━━━ Data
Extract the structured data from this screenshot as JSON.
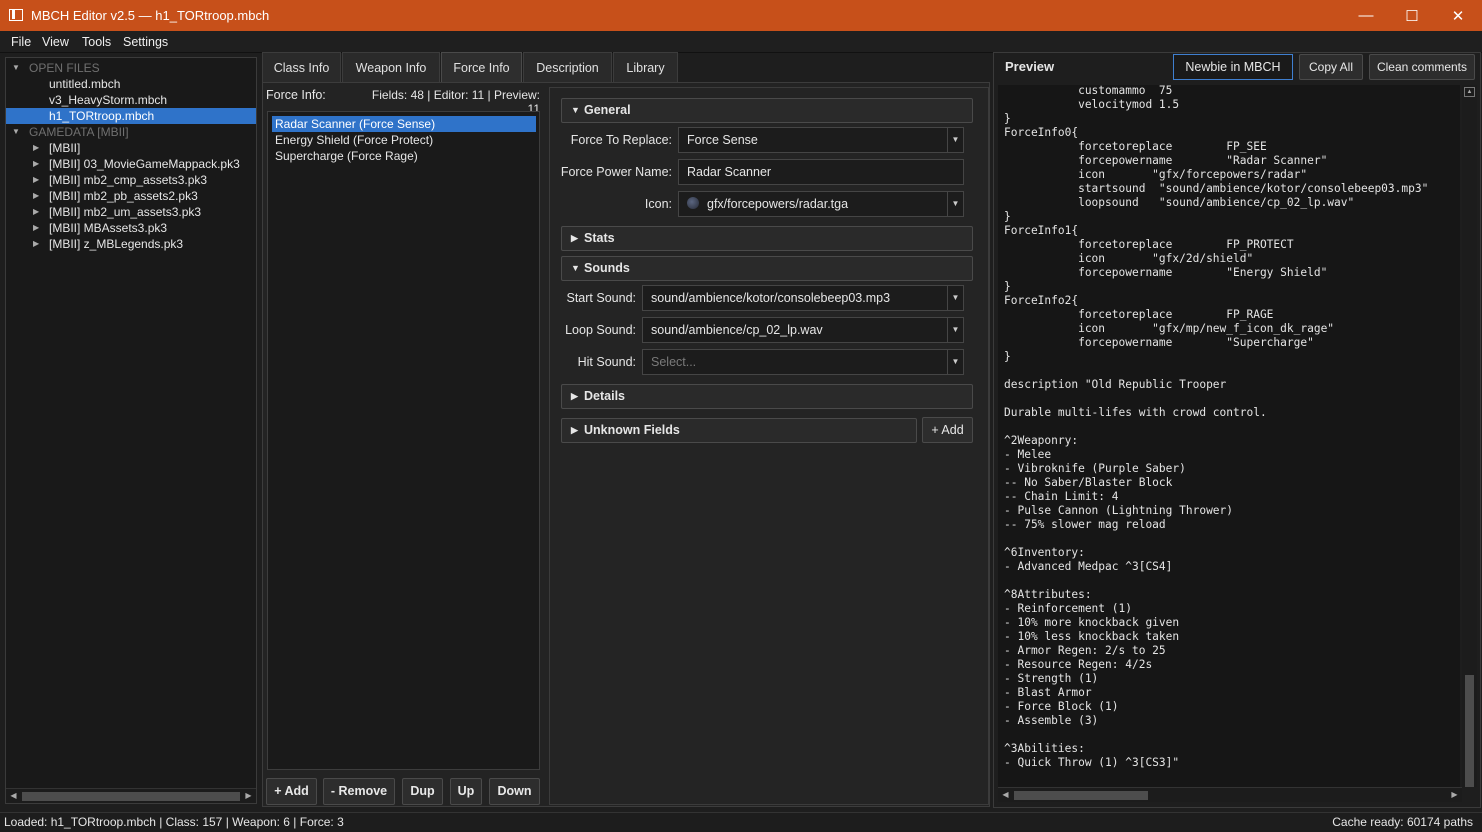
{
  "window": {
    "title": "MBCH Editor v2.5 — h1_TORtroop.mbch",
    "minimize": "—",
    "maximize": "☐",
    "close": "✕"
  },
  "menu": [
    "File",
    "View",
    "Tools",
    "Settings"
  ],
  "tree": {
    "open_files_header": "OPEN FILES",
    "open_files": [
      "untitled.mbch",
      "v3_HeavyStorm.mbch",
      "h1_TORtroop.mbch"
    ],
    "selected_file": "h1_TORtroop.mbch",
    "gamedata_header": "GAMEDATA [MBII]",
    "gamedata": [
      "[MBII]",
      "[MBII] 03_MovieGameMappack.pk3",
      "[MBII] mb2_cmp_assets3.pk3",
      "[MBII] mb2_pb_assets2.pk3",
      "[MBII] mb2_um_assets3.pk3",
      "[MBII] MBAssets3.pk3",
      "[MBII] z_MBLegends.pk3"
    ]
  },
  "tabs": [
    "Class Info",
    "Weapon Info",
    "Force Info",
    "Description",
    "Library"
  ],
  "active_tab": "Force Info",
  "force": {
    "list_label": "Force Info:",
    "counts": "Fields: 48 | Editor: 11 | Preview: 11",
    "items": [
      "Radar Scanner (Force Sense)",
      "Energy Shield (Force Protect)",
      "Supercharge (Force Rage)"
    ],
    "buttons": {
      "add": "+ Add",
      "remove": "- Remove",
      "dup": "Dup",
      "up": "Up",
      "down": "Down"
    }
  },
  "form": {
    "general": "General",
    "force_to_replace_label": "Force To Replace:",
    "force_to_replace": "Force Sense",
    "force_power_name_label": "Force Power Name:",
    "force_power_name": "Radar Scanner",
    "icon_label": "Icon:",
    "icon": "gfx/forcepowers/radar.tga",
    "stats": "Stats",
    "sounds": "Sounds",
    "start_sound_label": "Start Sound:",
    "start_sound": "sound/ambience/kotor/consolebeep03.mp3",
    "loop_sound_label": "Loop Sound:",
    "loop_sound": "sound/ambience/cp_02_lp.wav",
    "hit_sound_label": "Hit Sound:",
    "hit_sound_placeholder": "Select...",
    "details": "Details",
    "unknown_fields": "Unknown Fields",
    "add": "+ Add"
  },
  "preview": {
    "title": "Preview",
    "mode": "Newbie in MBCH",
    "copy_all": "Copy All",
    "clean_comments": "Clean comments",
    "lines": [
      "           customammo  75",
      "           velocitymod 1.5",
      "}",
      "ForceInfo0{",
      "           forcetoreplace        FP_SEE",
      "           forcepowername        \"Radar Scanner\"",
      "           icon       \"gfx/forcepowers/radar\"",
      "           startsound  \"sound/ambience/kotor/consolebeep03.mp3\"",
      "           loopsound   \"sound/ambience/cp_02_lp.wav\"",
      "}",
      "ForceInfo1{",
      "           forcetoreplace        FP_PROTECT",
      "           icon       \"gfx/2d/shield\"",
      "           forcepowername        \"Energy Shield\"",
      "}",
      "ForceInfo2{",
      "           forcetoreplace        FP_RAGE",
      "           icon       \"gfx/mp/new_f_icon_dk_rage\"",
      "           forcepowername        \"Supercharge\"",
      "}",
      "",
      "description \"Old Republic Trooper",
      "",
      "Durable multi-lifes with crowd control.",
      "",
      "^2Weaponry:",
      "- Melee",
      "- Vibroknife (Purple Saber)",
      "-- No Saber/Blaster Block",
      "-- Chain Limit: 4",
      "- Pulse Cannon (Lightning Thrower)",
      "-- 75% slower mag reload",
      "",
      "^6Inventory:",
      "- Advanced Medpac ^3[CS4]",
      "",
      "^8Attributes:",
      "- Reinforcement (1)",
      "- 10% more knockback given",
      "- 10% less knockback taken",
      "- Armor Regen: 2/s to 25",
      "- Resource Regen: 4/2s",
      "- Strength (1)",
      "- Blast Armor",
      "- Force Block (1)",
      "- Assemble (3)",
      "",
      "^3Abilities:",
      "- Quick Throw (1) ^3[CS3]\""
    ]
  },
  "status": {
    "left": "Loaded: h1_TORtroop.mbch | Class: 157 | Weapon: 6 | Force: 3",
    "right": "Cache ready: 60174 paths"
  }
}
━━━━━━
## Exercise instructions
The records above must be printed exactly; the pictures stay out.

## Solution for this problem
Extract the structured data from this screenshot as JSON.
{
  "window": {
    "title": "MBCH Editor v2.5 — h1_TORtroop.mbch",
    "minimize": "—",
    "maximize": "☐",
    "close": "✕"
  },
  "menu": [
    "File",
    "View",
    "Tools",
    "Settings"
  ],
  "tree": {
    "open_files_header": "OPEN FILES",
    "open_files": [
      "untitled.mbch",
      "v3_HeavyStorm.mbch",
      "h1_TORtroop.mbch"
    ],
    "selected_file": "h1_TORtroop.mbch",
    "gamedata_header": "GAMEDATA [MBII]",
    "gamedata": [
      "[MBII]",
      "[MBII] 03_MovieGameMappack.pk3",
      "[MBII] mb2_cmp_assets3.pk3",
      "[MBII] mb2_pb_assets2.pk3",
      "[MBII] mb2_um_assets3.pk3",
      "[MBII] MBAssets3.pk3",
      "[MBII] z_MBLegends.pk3"
    ]
  },
  "tabs": [
    "Class Info",
    "Weapon Info",
    "Force Info",
    "Description",
    "Library"
  ],
  "active_tab": "Force Info",
  "force": {
    "list_label": "Force Info:",
    "counts": "Fields: 48 | Editor: 11 | Preview: 11",
    "items": [
      "Radar Scanner (Force Sense)",
      "Energy Shield (Force Protect)",
      "Supercharge (Force Rage)"
    ],
    "buttons": {
      "add": "+ Add",
      "remove": "- Remove",
      "dup": "Dup",
      "up": "Up",
      "down": "Down"
    }
  },
  "form": {
    "general": "General",
    "force_to_replace_label": "Force To Replace:",
    "force_to_replace": "Force Sense",
    "force_power_name_label": "Force Power Name:",
    "force_power_name": "Radar Scanner",
    "icon_label": "Icon:",
    "icon": "gfx/forcepowers/radar.tga",
    "stats": "Stats",
    "sounds": "Sounds",
    "start_sound_label": "Start Sound:",
    "start_sound": "sound/ambience/kotor/consolebeep03.mp3",
    "loop_sound_label": "Loop Sound:",
    "loop_sound": "sound/ambience/cp_02_lp.wav",
    "hit_sound_label": "Hit Sound:",
    "hit_sound_placeholder": "Select...",
    "details": "Details",
    "unknown_fields": "Unknown Fields",
    "add": "+ Add"
  },
  "preview": {
    "title": "Preview",
    "mode": "Newbie in MBCH",
    "copy_all": "Copy All",
    "clean_comments": "Clean comments",
    "lines": [
      "           customammo  75",
      "           velocitymod 1.5",
      "}",
      "ForceInfo0{",
      "           forcetoreplace        FP_SEE",
      "           forcepowername        \"Radar Scanner\"",
      "           icon       \"gfx/forcepowers/radar\"",
      "           startsound  \"sound/ambience/kotor/consolebeep03.mp3\"",
      "           loopsound   \"sound/ambience/cp_02_lp.wav\"",
      "}",
      "ForceInfo1{",
      "           forcetoreplace        FP_PROTECT",
      "           icon       \"gfx/2d/shield\"",
      "           forcepowername        \"Energy Shield\"",
      "}",
      "ForceInfo2{",
      "           forcetoreplace        FP_RAGE",
      "           icon       \"gfx/mp/new_f_icon_dk_rage\"",
      "           forcepowername        \"Supercharge\"",
      "}",
      "",
      "description \"Old Republic Trooper",
      "",
      "Durable multi-lifes with crowd control.",
      "",
      "^2Weaponry:",
      "- Melee",
      "- Vibroknife (Purple Saber)",
      "-- No Saber/Blaster Block",
      "-- Chain Limit: 4",
      "- Pulse Cannon (Lightning Thrower)",
      "-- 75% slower mag reload",
      "",
      "^6Inventory:",
      "- Advanced Medpac ^3[CS4]",
      "",
      "^8Attributes:",
      "- Reinforcement (1)",
      "- 10% more knockback given",
      "- 10% less knockback taken",
      "- Armor Regen: 2/s to 25",
      "- Resource Regen: 4/2s",
      "- Strength (1)",
      "- Blast Armor",
      "- Force Block (1)",
      "- Assemble (3)",
      "",
      "^3Abilities:",
      "- Quick Throw (1) ^3[CS3]\""
    ]
  },
  "status": {
    "left": "Loaded: h1_TORtroop.mbch | Class: 157 | Weapon: 6 | Force: 3",
    "right": "Cache ready: 60174 paths"
  }
}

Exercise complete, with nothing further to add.